Recorded data:
>>>
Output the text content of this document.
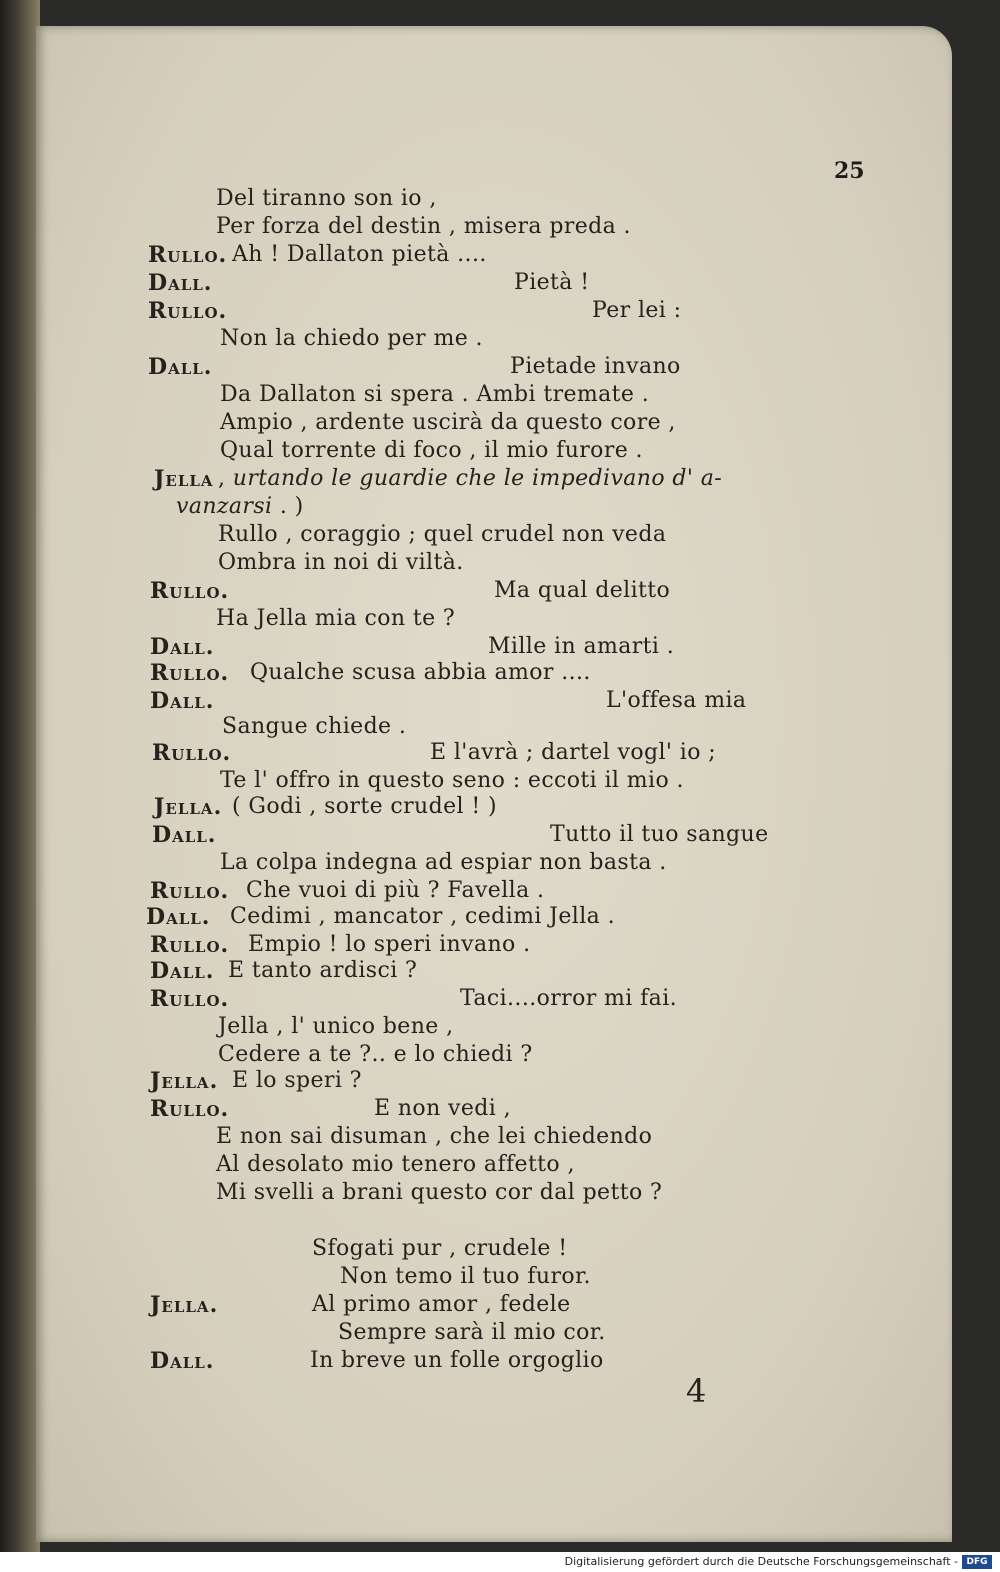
25
Del tiranno son io ,
Per forza del destin , misera preda .
Rullo. Ah ! Dallaton pietà ....
Dall.	Pietà !
Rullo.	Per lei :
Non la chiedo per me .
Dall.	Pietade invano
Da Dallaton si spera . Ambi tremate .
Ampio , ardente uscirà da questo core ,
Qual torrente di foco , il mio furore .
Jella , urtando le guardie che le impedivano d' a-
vanzarsi . )
Rullo , coraggio ; quel crudel non veda
Ombra in noi di viltà.
Rullo.	Ma qual delitto
Ha Jella mia con te ?
Dall.	Mille in amarti .
Rullo. Qualche scusa abbia amor ....
Dall.	L'offesa mia
Sangue chiede .
Rullo.	E l'avrà ; dartel vogl' io ;
Te l' offro in questo seno : eccoti il mio .
Jella. ( Godi , sorte crudel ! )
Dall.	Tutto il tuo sangue
La colpa indegna ad espiar non basta .
Rullo. Che vuoi di più ? Favella .
Dall. Cedimi , mancator , cedimi Jella .
Rullo. Empio ! lo speri invano .
Dall. E tanto ardisci ?
Rullo.	Taci....orror mi fai.
Jella , l' unico bene ,
Cedere a te ?.. e lo chiedi ?
Jella. E lo speri ?
Rullo.	E non vedi ,
E non sai disuman , che lei chiedendo
Al desolato mio tenero affetto ,
Mi svelli a brani questo cor dal petto ?
Sfogati pur , crudele !
Non temo il tuo furor.
Jella.	Al primo amor , fedele
Sempre sarà il mio cor.
Dall.	In breve un folle orgoglio
4
Digitalisierung gefördert durch die Deutsche Forschungsgemeinschaft - DFG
<<<
> Written exercise:
Reproduce the whole listing exactly, but not the images in it.

> Response:
Output the text content of this document.
25
Del tiranno son io ,
Per forza del destin , misera preda .
Rullo. Ah ! Dallaton pietà ....
Dall.	Pietà !
Rullo.	Per lei :
Non la chiedo per me .
Dall.	Pietade invano
Da Dallaton si spera . Ambi tremate .
Ampio , ardente uscirà da questo core ,
Qual torrente di foco , il mio furore .
Jella , urtando le guardie che le impedivano d' a-
vanzarsi . )
Rullo , coraggio ; quel crudel non veda
Ombra in noi di viltà.
Rullo.	Ma qual delitto
Ha Jella mia con te ?
Dall.	Mille in amarti .
Rullo. Qualche scusa abbia amor ....
Dall.	L'offesa mia
Sangue chiede .
Rullo.	E l'avrà ; dartel vogl' io ;
Te l' offro in questo seno : eccoti il mio .
Jella. ( Godi , sorte crudel ! )
Dall.	Tutto il tuo sangue
La colpa indegna ad espiar non basta .
Rullo. Che vuoi di più ? Favella .
Dall. Cedimi , mancator , cedimi Jella .
Rullo. Empio ! lo speri invano .
Dall. E tanto ardisci ?
Rullo.	Taci....orror mi fai.
Jella , l' unico bene ,
Cedere a te ?.. e lo chiedi ?
Jella. E lo speri ?
Rullo.	E non vedi ,
E non sai disuman , che lei chiedendo
Al desolato mio tenero affetto ,
Mi svelli a brani questo cor dal petto ?
Sfogati pur , crudele !
Non temo il tuo furor.
Jella.	Al primo amor , fedele
Sempre sarà il mio cor.
Dall.	In breve un folle orgoglio
4
Digitalisierung gefördert durch die Deutsche Forschungsgemeinschaft - DFG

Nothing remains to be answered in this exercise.